GIVEN PROBLEM: Each record must be retyped in full. No character may differ.

SUPPLIED INFORMATION:
==*==
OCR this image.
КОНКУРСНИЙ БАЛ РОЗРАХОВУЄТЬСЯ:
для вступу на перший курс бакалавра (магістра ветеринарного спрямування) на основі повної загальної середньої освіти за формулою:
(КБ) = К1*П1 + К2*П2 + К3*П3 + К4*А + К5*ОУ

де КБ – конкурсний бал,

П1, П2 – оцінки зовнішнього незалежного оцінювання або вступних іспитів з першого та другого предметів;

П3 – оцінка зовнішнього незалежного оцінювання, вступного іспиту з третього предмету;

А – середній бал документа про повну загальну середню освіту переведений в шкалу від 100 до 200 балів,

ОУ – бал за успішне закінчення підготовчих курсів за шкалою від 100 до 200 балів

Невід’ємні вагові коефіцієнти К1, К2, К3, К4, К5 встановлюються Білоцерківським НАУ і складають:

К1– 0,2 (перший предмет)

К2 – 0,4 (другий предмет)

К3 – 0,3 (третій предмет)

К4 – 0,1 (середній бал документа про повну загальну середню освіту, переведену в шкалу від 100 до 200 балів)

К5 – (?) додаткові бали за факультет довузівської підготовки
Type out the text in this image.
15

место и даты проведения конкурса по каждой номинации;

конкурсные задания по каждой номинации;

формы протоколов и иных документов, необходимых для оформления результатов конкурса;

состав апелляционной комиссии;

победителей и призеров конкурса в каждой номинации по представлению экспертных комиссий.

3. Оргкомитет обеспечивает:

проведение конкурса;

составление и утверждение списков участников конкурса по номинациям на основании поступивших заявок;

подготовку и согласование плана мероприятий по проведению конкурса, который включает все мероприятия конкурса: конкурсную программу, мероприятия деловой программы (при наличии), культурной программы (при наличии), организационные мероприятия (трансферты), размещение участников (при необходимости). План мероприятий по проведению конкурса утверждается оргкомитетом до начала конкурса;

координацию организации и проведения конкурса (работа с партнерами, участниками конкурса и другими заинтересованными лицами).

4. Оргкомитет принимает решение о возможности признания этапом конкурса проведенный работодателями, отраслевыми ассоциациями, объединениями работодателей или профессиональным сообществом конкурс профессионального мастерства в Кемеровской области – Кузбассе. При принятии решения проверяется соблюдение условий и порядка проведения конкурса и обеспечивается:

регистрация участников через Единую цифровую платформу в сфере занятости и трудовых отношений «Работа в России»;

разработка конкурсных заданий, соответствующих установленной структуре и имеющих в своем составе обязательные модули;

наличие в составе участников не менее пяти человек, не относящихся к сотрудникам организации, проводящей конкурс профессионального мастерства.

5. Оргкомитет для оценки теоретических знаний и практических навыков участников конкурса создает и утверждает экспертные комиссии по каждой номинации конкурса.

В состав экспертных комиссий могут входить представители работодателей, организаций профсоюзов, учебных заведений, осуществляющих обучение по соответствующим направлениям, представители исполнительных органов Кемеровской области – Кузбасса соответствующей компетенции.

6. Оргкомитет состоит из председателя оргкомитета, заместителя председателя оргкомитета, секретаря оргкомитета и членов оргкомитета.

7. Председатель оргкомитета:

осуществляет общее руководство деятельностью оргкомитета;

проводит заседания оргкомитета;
==*==
RESULT OF THE EXERCISE:
OCR this image.
КОНКУРСНИЙ БАЛ РОЗРАХОВУЄТЬСЯ:
для вступу на перший курс бакалавра (магістра ветеринарного спрямування) на основі повної загальної середньої освіти за формулою:
(КБ) = К1*П1 + К2*П2 + К3*П3 + К4*А + К5*ОУ

де КБ – конкурсний бал,

П1, П2 – оцінки зовнішнього незалежного оцінювання або вступних іспитів з першого та другого предметів;

П3 – оцінка зовнішнього незалежного оцінювання, вступного іспиту з третього предмету;

А – середній бал документа про повну загальну середню освіту переведений в шкалу від 100 до 200 балів,

ОУ – бал за успішне закінчення підготовчих курсів за шкалою від 100 до 200 балів

Невід’ємні вагові коефіцієнти К1, К2, К3, К4, К5 встановлюються Білоцерківським НАУ і складають:

К1– 0,2 (перший предмет)

К2 – 0,4 (другий предмет)

К3 – 0,3 (третій предмет)

К4 – 0,1 (середній бал документа про повну загальну середню освіту, переведену в шкалу від 100 до 200 балів)

К5 – (?) додаткові бали за факультет довузівської підготовки
Type out the text in this image.
15

место и даты проведения конкурса по каждой номинации;

конкурсные задания по каждой номинации;

формы протоколов и иных документов, необходимых для оформления результатов конкурса;

состав апелляционной комиссии;

победителей и призеров конкурса в каждой номинации по представлению экспертных комиссий.

3. Оргкомитет обеспечивает:

проведение конкурса;

составление и утверждение списков участников конкурса по номинациям на основании поступивших заявок;

подготовку и согласование плана мероприятий по проведению конкурса, который включает все мероприятия конкурса: конкурсную программу, мероприятия деловой программы (при наличии), культурной программы (при наличии), организационные мероприятия (трансферты), размещение участников (при необходимости). План мероприятий по проведению конкурса утверждается оргкомитетом до начала конкурса;

координацию организации и проведения конкурса (работа с партнерами, участниками конкурса и другими заинтересованными лицами).

4. Оргкомитет принимает решение о возможности признания этапом конкурса проведенный работодателями, отраслевыми ассоциациями, объединениями работодателей или профессиональным сообществом конкурс профессионального мастерства в Кемеровской области – Кузбассе. При принятии решения проверяется соблюдение условий и порядка проведения конкурса и обеспечивается:

регистрация участников через Единую цифровую платформу в сфере занятости и трудовых отношений «Работа в России»;

разработка конкурсных заданий, соответствующих установленной структуре и имеющих в своем составе обязательные модули;

наличие в составе участников не менее пяти человек, не относящихся к сотрудникам организации, проводящей конкурс профессионального мастерства.

5. Оргкомитет для оценки теоретических знаний и практических навыков участников конкурса создает и утверждает экспертные комиссии по каждой номинации конкурса.

В состав экспертных комиссий могут входить представители работодателей, организаций профсоюзов, учебных заведений, осуществляющих обучение по соответствующим направлениям, представители исполнительных органов Кемеровской области – Кузбасса соответствующей компетенции.

6. Оргкомитет состоит из председателя оргкомитета, заместителя председателя оргкомитета, секретаря оргкомитета и членов оргкомитета.

7. Председатель оргкомитета:

осуществляет общее руководство деятельностью оргкомитета;

проводит заседания оргкомитета;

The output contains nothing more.